*Work to do:*
In the commit diff, which comment line is added directly above the definition of load_audio?

---------- Page excerpt ----------

Update inference.py

NeoDev · web-flow · commit 20b1a5c45b14 · 2025-02-10T17:47:31.000+07:00
diff --git a/tabs/inference/inference.py b/tabs/inference/inference.py
@@ -1,8 +1,15 @@
-import os, sys, subprocess, logging
+import os
+import sys
+import subprocess
+import logging
 from logging.handlers import RotatingFileHandler
 from contextlib import suppress
 
-import yt_dlp, gradio as gr, librosa, numpy as np, soundfile as sf
+import yt_dlp
+import gradio as gr
+import librosa
+import numpy as np
+import soundfile as sf
 from pydub import AudioSegment
 
 try:
@@ -43,8 +50,7 @@ def setup_logging(level=logging.DEBUG, log_file="adrvc.log"):
     logging.error("scrpt.py not found in %s", current_dir)
     raise FileNotFoundError("scrpt.py not found in current directory.")
 
-
-
+# --- Helper Functions ---
 def load_audio(file_path):
     if file_path and os.path.exists(file_path):
         try:
@@ -54,7 +60,6 @@ def load_audio(file_path):
     logging.warning("Audio file not found or failed to load: %s", file_path)

---------- Stored rows ----------

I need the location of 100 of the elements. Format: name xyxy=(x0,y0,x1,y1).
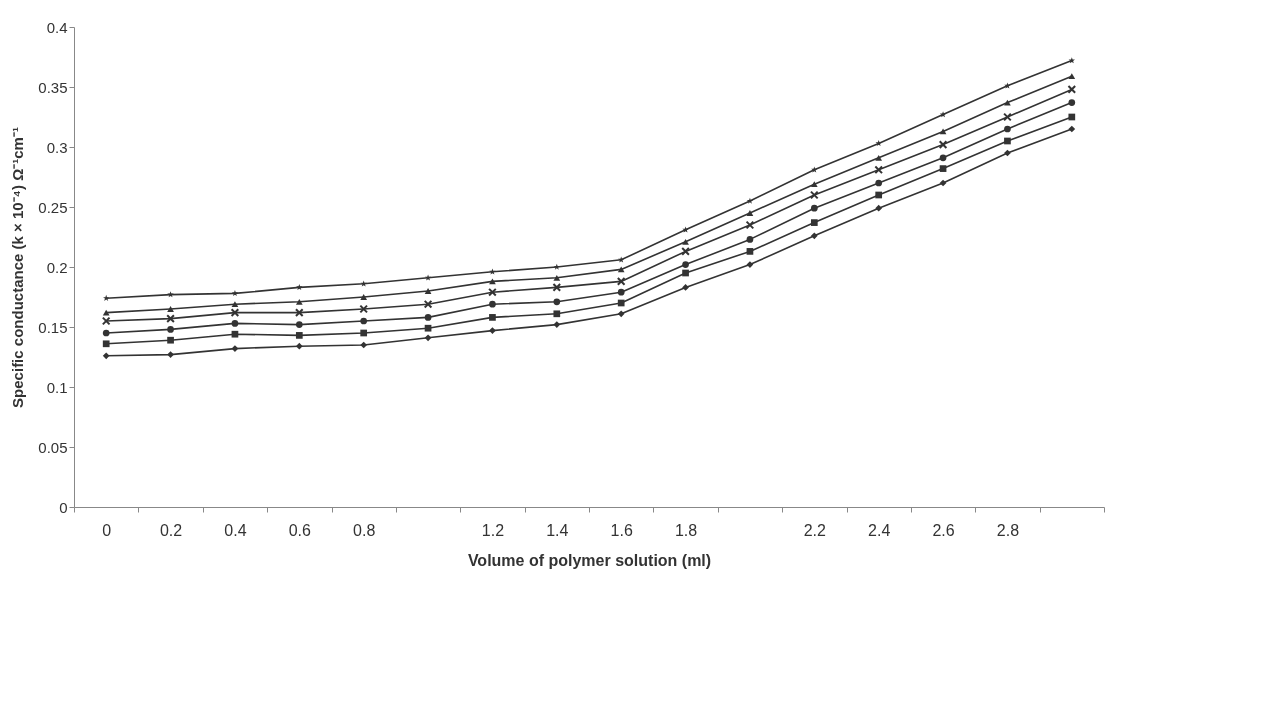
point xyxy=(101,316,111,326)
point xyxy=(167,336,174,344)
point xyxy=(682,238,689,245)
x-tick-label: 0.2 xyxy=(159,521,183,539)
point xyxy=(874,165,884,175)
point xyxy=(553,274,561,281)
point xyxy=(231,330,239,338)
x-axis-title: Volume of polymer solution (ml) xyxy=(467,551,712,569)
point xyxy=(746,261,754,268)
y-tick-label: 0 xyxy=(59,498,68,516)
point xyxy=(167,326,174,333)
point xyxy=(230,308,240,317)
point xyxy=(1068,99,1076,106)
point xyxy=(617,299,625,307)
point xyxy=(295,321,303,328)
point xyxy=(1004,99,1011,106)
point xyxy=(617,288,625,296)
point xyxy=(167,351,174,358)
point xyxy=(1068,57,1075,64)
y-tick-label: 0.3 xyxy=(46,138,68,156)
y-tick-label: 0.2 xyxy=(46,258,68,276)
point xyxy=(489,300,496,308)
x-tick-label: 1.2 xyxy=(481,521,505,539)
point xyxy=(553,321,561,328)
point xyxy=(295,342,303,350)
point xyxy=(489,314,496,321)
point xyxy=(939,165,947,172)
point xyxy=(746,210,754,216)
point xyxy=(810,232,818,240)
point xyxy=(746,197,754,204)
point xyxy=(810,204,818,212)
y-tick-label: 0.05 xyxy=(38,438,68,456)
point xyxy=(1068,113,1076,121)
point xyxy=(294,308,304,317)
point xyxy=(102,309,110,316)
x-tick-label: 2.2 xyxy=(803,521,827,539)
x-tick-label: 2.6 xyxy=(932,521,955,539)
x-tick-label: 1.8 xyxy=(674,521,698,539)
point xyxy=(939,154,947,162)
y-tick-label: 0.25 xyxy=(38,198,68,216)
point xyxy=(746,248,754,255)
point xyxy=(745,220,755,230)
point xyxy=(489,327,496,334)
point xyxy=(231,301,239,308)
point xyxy=(424,324,432,332)
point xyxy=(102,352,110,360)
point xyxy=(295,298,303,305)
point xyxy=(938,140,948,149)
point xyxy=(231,345,239,352)
point xyxy=(681,247,690,256)
point xyxy=(1068,125,1076,133)
point xyxy=(552,283,562,292)
point xyxy=(810,181,818,188)
point xyxy=(167,306,174,312)
point xyxy=(360,329,368,337)
point xyxy=(875,204,883,212)
y-tick-label: 0.1 xyxy=(46,378,68,396)
point xyxy=(424,288,432,294)
point xyxy=(103,294,110,301)
point xyxy=(682,269,689,277)
point xyxy=(1068,73,1076,80)
x-tick-label: 0 xyxy=(102,521,112,539)
point xyxy=(682,226,689,233)
point xyxy=(875,191,883,199)
x-tick-label: 0.4 xyxy=(224,521,247,539)
point xyxy=(360,294,368,300)
x-tick-label: 0.8 xyxy=(353,521,376,539)
point xyxy=(1003,112,1012,122)
x-tick-label: 0.6 xyxy=(288,521,312,539)
point xyxy=(231,290,239,297)
point xyxy=(809,190,819,200)
point xyxy=(359,304,369,314)
point xyxy=(618,256,625,263)
point xyxy=(875,154,883,161)
point xyxy=(424,314,432,321)
point xyxy=(424,334,432,342)
point xyxy=(489,268,496,275)
point xyxy=(166,314,175,323)
point xyxy=(360,341,368,349)
point xyxy=(1004,125,1011,133)
point xyxy=(1004,137,1011,145)
point xyxy=(295,332,303,339)
point xyxy=(102,340,110,348)
x-tick-label: 1.4 xyxy=(546,521,569,539)
point xyxy=(360,280,367,287)
point xyxy=(296,284,303,291)
point xyxy=(360,317,368,325)
point xyxy=(682,284,689,291)
point xyxy=(1004,82,1011,89)
point xyxy=(553,263,560,270)
point xyxy=(875,179,883,187)
point xyxy=(423,299,433,309)
point xyxy=(553,298,561,306)
point xyxy=(488,287,497,297)
x-tick-label: 2.4 xyxy=(868,521,891,539)
point xyxy=(875,140,882,147)
point xyxy=(231,320,239,327)
point xyxy=(810,219,818,226)
point xyxy=(617,310,625,318)
point xyxy=(682,261,689,268)
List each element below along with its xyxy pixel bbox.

----------

*Answer to the task:*
# --- Helper Functions ---